Dataset:
** start **
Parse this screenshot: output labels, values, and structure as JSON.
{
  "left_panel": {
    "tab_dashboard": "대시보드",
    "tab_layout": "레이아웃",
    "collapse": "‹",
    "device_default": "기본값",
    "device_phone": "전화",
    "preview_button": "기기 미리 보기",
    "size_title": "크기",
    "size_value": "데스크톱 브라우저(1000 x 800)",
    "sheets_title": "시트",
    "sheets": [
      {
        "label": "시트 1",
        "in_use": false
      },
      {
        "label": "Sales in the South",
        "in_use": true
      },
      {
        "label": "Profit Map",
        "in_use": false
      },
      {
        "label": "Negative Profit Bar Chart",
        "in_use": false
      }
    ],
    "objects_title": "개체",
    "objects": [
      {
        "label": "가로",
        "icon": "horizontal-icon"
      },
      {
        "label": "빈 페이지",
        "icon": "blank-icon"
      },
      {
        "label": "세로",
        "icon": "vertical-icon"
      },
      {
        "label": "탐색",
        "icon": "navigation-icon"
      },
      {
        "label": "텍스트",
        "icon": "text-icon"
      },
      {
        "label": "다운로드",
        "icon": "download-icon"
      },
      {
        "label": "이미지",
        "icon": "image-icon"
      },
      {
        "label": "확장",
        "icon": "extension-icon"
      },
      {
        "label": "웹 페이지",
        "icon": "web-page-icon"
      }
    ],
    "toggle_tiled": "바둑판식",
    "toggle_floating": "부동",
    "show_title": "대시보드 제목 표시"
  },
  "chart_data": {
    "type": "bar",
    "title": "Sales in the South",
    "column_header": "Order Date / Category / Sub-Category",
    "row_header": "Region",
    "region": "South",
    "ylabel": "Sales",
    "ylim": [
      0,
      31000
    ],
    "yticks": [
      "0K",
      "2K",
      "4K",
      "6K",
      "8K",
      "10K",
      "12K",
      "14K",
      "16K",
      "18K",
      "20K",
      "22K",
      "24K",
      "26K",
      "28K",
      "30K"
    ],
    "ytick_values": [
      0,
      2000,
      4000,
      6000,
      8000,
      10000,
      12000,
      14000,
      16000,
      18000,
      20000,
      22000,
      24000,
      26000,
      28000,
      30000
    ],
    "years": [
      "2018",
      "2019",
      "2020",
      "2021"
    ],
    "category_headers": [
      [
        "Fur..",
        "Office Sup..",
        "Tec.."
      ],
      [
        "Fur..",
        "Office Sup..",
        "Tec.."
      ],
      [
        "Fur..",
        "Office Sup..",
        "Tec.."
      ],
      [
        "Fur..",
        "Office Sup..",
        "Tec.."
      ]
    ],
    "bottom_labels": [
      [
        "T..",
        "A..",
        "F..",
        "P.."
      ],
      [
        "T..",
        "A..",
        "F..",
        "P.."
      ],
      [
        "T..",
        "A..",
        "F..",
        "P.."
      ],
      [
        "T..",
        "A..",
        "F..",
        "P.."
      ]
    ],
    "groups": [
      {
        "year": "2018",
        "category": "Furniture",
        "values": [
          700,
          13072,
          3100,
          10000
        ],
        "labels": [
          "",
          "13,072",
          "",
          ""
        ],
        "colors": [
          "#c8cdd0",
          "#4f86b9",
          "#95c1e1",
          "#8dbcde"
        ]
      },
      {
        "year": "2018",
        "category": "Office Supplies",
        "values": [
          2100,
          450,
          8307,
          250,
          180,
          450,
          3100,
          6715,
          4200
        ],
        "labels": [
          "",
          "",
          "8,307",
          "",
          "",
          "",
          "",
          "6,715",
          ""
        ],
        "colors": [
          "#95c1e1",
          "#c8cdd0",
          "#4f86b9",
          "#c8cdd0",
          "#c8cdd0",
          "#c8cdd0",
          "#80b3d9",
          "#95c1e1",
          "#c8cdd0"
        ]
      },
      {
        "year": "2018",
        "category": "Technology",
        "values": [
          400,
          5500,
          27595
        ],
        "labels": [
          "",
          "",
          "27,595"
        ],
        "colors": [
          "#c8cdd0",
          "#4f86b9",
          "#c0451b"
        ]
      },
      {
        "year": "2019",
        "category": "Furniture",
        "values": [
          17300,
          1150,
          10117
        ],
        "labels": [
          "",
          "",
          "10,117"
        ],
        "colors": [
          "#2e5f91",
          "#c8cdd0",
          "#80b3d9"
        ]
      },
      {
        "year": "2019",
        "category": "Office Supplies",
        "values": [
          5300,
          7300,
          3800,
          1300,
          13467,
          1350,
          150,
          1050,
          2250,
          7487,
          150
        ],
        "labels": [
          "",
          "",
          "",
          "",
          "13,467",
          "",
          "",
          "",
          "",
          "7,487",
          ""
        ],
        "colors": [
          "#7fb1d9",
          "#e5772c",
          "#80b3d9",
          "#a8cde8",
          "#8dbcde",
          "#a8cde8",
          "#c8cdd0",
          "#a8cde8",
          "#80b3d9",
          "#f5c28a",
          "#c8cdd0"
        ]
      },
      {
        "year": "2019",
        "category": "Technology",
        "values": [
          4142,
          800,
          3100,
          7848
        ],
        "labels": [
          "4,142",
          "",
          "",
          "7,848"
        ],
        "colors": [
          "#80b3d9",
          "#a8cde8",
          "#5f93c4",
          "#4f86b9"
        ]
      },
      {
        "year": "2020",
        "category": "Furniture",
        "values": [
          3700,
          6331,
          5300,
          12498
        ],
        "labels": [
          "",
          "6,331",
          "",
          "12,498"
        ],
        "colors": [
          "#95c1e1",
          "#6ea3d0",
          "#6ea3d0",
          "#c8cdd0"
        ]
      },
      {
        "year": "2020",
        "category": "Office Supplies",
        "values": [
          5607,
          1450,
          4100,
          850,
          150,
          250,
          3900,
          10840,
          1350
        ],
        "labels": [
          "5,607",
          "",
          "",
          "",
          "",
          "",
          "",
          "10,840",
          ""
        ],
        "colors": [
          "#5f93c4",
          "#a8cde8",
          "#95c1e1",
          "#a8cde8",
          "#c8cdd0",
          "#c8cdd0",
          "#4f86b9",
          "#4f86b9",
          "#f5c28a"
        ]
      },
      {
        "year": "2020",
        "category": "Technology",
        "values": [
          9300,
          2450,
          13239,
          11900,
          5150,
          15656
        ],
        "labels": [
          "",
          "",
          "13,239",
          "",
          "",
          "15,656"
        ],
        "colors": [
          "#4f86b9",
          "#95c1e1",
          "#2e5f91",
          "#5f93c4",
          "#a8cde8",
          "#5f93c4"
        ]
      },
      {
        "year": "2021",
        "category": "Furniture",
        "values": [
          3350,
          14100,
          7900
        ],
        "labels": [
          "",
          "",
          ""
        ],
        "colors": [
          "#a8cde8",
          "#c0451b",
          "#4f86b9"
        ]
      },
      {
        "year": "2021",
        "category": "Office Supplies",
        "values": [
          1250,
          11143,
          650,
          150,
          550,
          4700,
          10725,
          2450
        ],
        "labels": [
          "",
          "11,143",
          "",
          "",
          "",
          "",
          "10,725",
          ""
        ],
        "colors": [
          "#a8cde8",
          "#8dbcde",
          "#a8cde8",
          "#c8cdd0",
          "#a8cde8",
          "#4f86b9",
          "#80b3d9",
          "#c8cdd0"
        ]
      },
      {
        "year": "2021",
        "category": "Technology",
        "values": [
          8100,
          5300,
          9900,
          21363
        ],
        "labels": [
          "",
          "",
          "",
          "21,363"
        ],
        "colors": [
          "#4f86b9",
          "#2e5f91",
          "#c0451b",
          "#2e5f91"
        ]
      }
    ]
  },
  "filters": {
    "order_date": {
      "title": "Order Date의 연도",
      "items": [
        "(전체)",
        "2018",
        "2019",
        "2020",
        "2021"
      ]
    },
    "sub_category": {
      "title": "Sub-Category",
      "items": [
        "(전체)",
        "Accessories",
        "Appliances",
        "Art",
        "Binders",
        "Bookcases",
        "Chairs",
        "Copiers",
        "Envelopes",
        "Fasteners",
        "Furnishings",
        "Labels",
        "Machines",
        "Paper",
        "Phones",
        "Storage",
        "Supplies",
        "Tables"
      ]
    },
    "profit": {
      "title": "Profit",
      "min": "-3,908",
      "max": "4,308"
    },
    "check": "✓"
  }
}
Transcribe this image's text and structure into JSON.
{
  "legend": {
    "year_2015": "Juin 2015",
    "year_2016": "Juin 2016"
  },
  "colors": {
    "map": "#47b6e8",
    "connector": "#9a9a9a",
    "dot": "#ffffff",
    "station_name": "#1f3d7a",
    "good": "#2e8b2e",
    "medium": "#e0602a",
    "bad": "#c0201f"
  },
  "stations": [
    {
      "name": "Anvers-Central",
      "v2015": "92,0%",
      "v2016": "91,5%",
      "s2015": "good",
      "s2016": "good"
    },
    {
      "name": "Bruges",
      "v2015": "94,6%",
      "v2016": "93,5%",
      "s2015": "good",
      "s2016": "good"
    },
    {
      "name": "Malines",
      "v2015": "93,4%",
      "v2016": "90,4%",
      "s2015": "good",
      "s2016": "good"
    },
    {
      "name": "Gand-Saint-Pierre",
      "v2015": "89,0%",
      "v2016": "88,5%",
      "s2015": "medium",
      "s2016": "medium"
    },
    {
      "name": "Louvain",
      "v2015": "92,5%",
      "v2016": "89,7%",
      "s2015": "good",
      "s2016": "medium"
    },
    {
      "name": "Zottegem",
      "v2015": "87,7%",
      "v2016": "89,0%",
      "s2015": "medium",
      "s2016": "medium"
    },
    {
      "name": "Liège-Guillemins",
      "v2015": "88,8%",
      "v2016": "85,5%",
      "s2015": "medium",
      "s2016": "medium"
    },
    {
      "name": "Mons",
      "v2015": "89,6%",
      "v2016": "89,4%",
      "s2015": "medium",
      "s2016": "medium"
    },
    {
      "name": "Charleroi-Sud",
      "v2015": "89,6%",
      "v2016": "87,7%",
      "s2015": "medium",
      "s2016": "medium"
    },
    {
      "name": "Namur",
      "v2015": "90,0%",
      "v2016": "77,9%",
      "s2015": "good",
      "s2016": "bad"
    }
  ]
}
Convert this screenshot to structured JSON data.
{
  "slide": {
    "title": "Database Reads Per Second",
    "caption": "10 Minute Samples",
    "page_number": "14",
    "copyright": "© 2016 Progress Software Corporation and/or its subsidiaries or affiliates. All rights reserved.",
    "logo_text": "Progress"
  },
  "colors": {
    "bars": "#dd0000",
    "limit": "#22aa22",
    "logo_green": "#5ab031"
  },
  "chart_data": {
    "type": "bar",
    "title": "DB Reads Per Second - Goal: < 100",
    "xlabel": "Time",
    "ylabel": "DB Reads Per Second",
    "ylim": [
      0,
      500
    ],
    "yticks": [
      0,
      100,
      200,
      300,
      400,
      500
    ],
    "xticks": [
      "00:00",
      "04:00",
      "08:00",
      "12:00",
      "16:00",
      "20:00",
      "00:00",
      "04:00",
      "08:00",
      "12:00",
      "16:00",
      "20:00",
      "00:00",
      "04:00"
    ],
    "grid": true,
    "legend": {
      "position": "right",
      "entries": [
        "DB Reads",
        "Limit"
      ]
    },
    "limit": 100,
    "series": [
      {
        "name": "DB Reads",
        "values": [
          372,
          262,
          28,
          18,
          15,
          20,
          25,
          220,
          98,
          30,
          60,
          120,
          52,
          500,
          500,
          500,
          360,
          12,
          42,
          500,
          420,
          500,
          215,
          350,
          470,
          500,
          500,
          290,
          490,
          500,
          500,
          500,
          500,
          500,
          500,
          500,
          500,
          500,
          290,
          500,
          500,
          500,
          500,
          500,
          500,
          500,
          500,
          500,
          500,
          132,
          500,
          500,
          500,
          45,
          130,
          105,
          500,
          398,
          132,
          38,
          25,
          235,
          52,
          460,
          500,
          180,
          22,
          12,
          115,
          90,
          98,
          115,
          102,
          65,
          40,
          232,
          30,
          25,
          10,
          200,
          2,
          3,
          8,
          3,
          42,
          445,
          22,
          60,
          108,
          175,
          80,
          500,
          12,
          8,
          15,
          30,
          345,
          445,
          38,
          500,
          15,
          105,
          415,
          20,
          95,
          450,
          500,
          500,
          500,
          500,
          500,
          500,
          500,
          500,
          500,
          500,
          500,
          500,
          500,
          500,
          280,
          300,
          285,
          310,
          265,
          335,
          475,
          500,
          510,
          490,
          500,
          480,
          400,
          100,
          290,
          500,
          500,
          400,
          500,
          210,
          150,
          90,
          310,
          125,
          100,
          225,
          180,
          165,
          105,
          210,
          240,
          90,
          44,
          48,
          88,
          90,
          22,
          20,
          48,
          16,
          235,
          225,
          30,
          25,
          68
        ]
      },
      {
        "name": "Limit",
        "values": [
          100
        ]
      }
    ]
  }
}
** end **
Exercise:
What is the number of lines in the listing that include the word "this"? Give that number and nothing else.

Response to the task:
3